Instructions to follow: Starting at the line that contains "Serialize everything readable", quote every line through the end of the entries, word for word, skipping the pictures.
• • • •
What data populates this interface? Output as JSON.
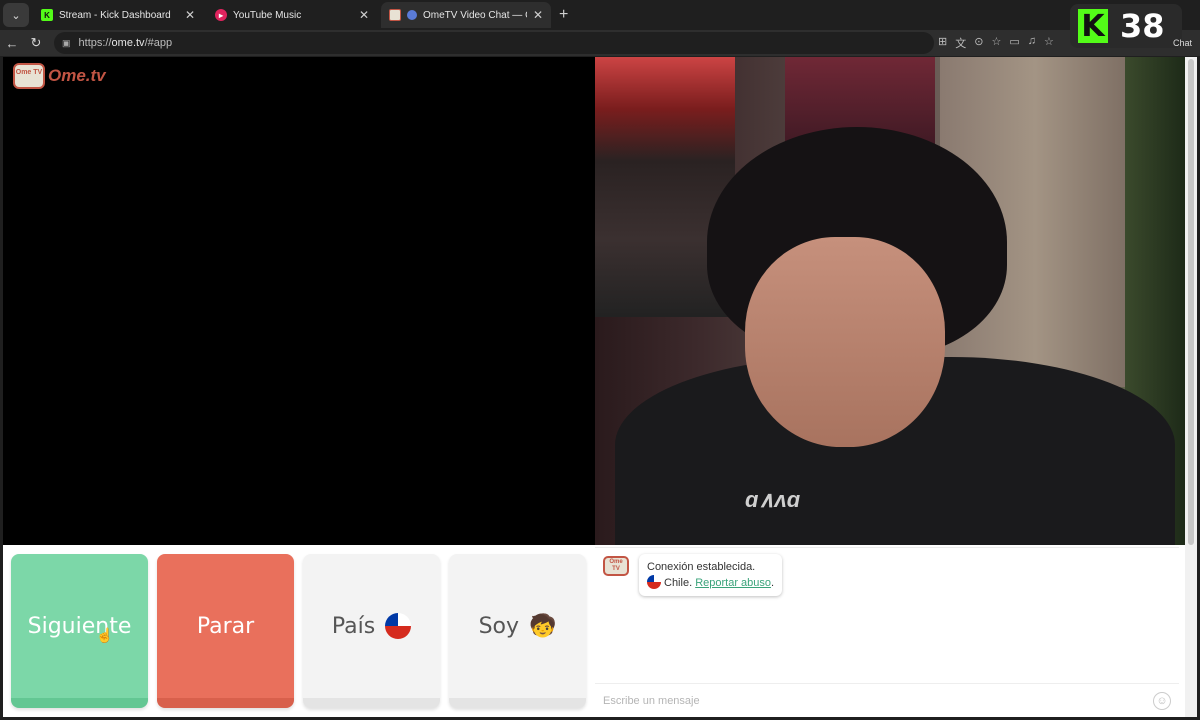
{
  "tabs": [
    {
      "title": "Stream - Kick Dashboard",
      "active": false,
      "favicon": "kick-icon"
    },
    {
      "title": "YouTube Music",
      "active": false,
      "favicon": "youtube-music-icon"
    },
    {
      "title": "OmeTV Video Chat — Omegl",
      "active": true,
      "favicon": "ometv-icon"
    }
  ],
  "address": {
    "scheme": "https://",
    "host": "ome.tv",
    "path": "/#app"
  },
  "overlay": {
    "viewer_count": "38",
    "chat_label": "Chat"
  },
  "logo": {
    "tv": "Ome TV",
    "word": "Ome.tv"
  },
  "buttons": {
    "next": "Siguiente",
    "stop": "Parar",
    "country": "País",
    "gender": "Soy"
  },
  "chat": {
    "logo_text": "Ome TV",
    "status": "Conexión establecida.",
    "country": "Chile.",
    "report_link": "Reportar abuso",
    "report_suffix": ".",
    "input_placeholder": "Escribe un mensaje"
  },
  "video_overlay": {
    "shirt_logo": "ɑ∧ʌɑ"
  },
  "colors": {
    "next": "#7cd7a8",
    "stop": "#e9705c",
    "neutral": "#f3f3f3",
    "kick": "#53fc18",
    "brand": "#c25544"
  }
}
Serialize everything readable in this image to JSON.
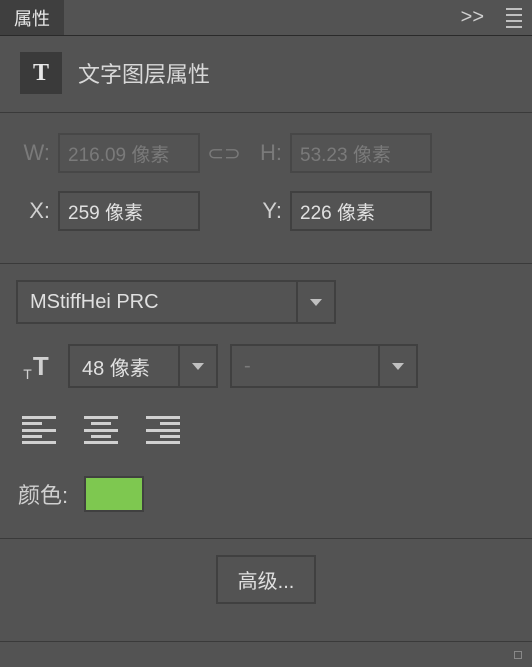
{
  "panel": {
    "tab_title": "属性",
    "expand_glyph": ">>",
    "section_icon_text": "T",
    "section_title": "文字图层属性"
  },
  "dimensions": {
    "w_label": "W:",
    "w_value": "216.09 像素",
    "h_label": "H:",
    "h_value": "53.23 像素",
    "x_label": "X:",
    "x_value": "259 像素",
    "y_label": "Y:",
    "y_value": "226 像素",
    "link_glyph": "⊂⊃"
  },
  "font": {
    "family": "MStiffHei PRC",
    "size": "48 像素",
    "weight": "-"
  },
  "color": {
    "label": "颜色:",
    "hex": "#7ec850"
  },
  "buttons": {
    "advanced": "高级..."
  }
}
• • • •
Final result:
Serialize everything readable in this image to JSON.
{
  "panel": {
    "tab_title": "属性",
    "expand_glyph": ">>",
    "section_icon_text": "T",
    "section_title": "文字图层属性"
  },
  "dimensions": {
    "w_label": "W:",
    "w_value": "216.09 像素",
    "h_label": "H:",
    "h_value": "53.23 像素",
    "x_label": "X:",
    "x_value": "259 像素",
    "y_label": "Y:",
    "y_value": "226 像素",
    "link_glyph": "⊂⊃"
  },
  "font": {
    "family": "MStiffHei PRC",
    "size": "48 像素",
    "weight": "-"
  },
  "color": {
    "label": "颜色:",
    "hex": "#7ec850"
  },
  "buttons": {
    "advanced": "高级..."
  }
}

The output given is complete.